======== Materials provided ========
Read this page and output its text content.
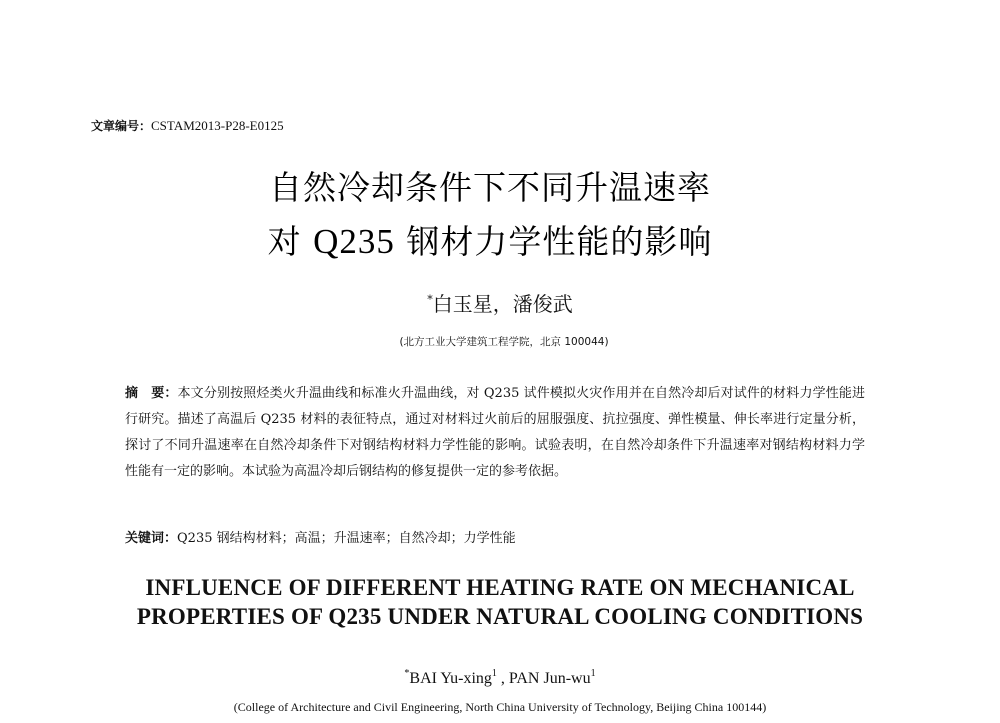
文章编号：CSTAM2013-P28-E0125
自然冷却条件下不同升温速率
对 Q235 钢材力学性能的影响
*白玉星，潘俊武
(北方工业大学建筑工程学院，北京 100044)
摘　要：本文分别按照烃类火升温曲线和标准火升温曲线，对 Q235 试件模拟火灾作用并在自然冷却后对试件的材料力学性能进行研究。描述了高温后 Q235 材料的表征特点，通过对材料过火前后的屈服强度、抗拉强度、弹性模量、伸长率进行定量分析，探讨了不同升温速率在自然冷却条件下对钢结构材料力学性能的影响。试验表明，在自然冷却条件下升温速率对钢结构材料力学性能有一定的影响。本试验为高温冷却后钢结构的修复提供一定的参考依据。
关键词：Q235 钢结构材料；高温；升温速率；自然冷却；力学性能
INFLUENCE OF DIFFERENT HEATING RATE ON MECHANICAL
PROPERTIES OF Q235 UNDER NATURAL COOLING CONDITIONS
*BAI Yu-xing$^1$ , PAN Jun-$wu^1$
(College of Architecture and Civil Engineering, North China University of Technology, Beijing China 100144)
========
Omit every image. Quote each record exactly.

Read this page and output its text content.
文章编号：CSTAM2013-P28-E0125
自然冷却条件下不同升温速率
对 Q235 钢材力学性能的影响
*白玉星，潘俊武
(北方工业大学建筑工程学院，北京 100044)
摘　要：本文分别按照烃类火升温曲线和标准火升温曲线，对 Q235 试件模拟火灾作用并在自然冷却后对试件的材料力学性能进行研究。描述了高温后 Q235 材料的表征特点，通过对材料过火前后的屈服强度、抗拉强度、弹性模量、伸长率进行定量分析，探讨了不同升温速率在自然冷却条件下对钢结构材料力学性能的影响。试验表明，在自然冷却条件下升温速率对钢结构材料力学性能有一定的影响。本试验为高温冷却后钢结构的修复提供一定的参考依据。
关键词：Q235 钢结构材料；高温；升温速率；自然冷却；力学性能
INFLUENCE OF DIFFERENT HEATING RATE ON MECHANICAL
PROPERTIES OF Q235 UNDER NATURAL COOLING CONDITIONS
*BAI Yu-xing$^1$ , PAN Jun-$wu^1$
(College of Architecture and Civil Engineering, North China University of Technology, Beijing China 100144)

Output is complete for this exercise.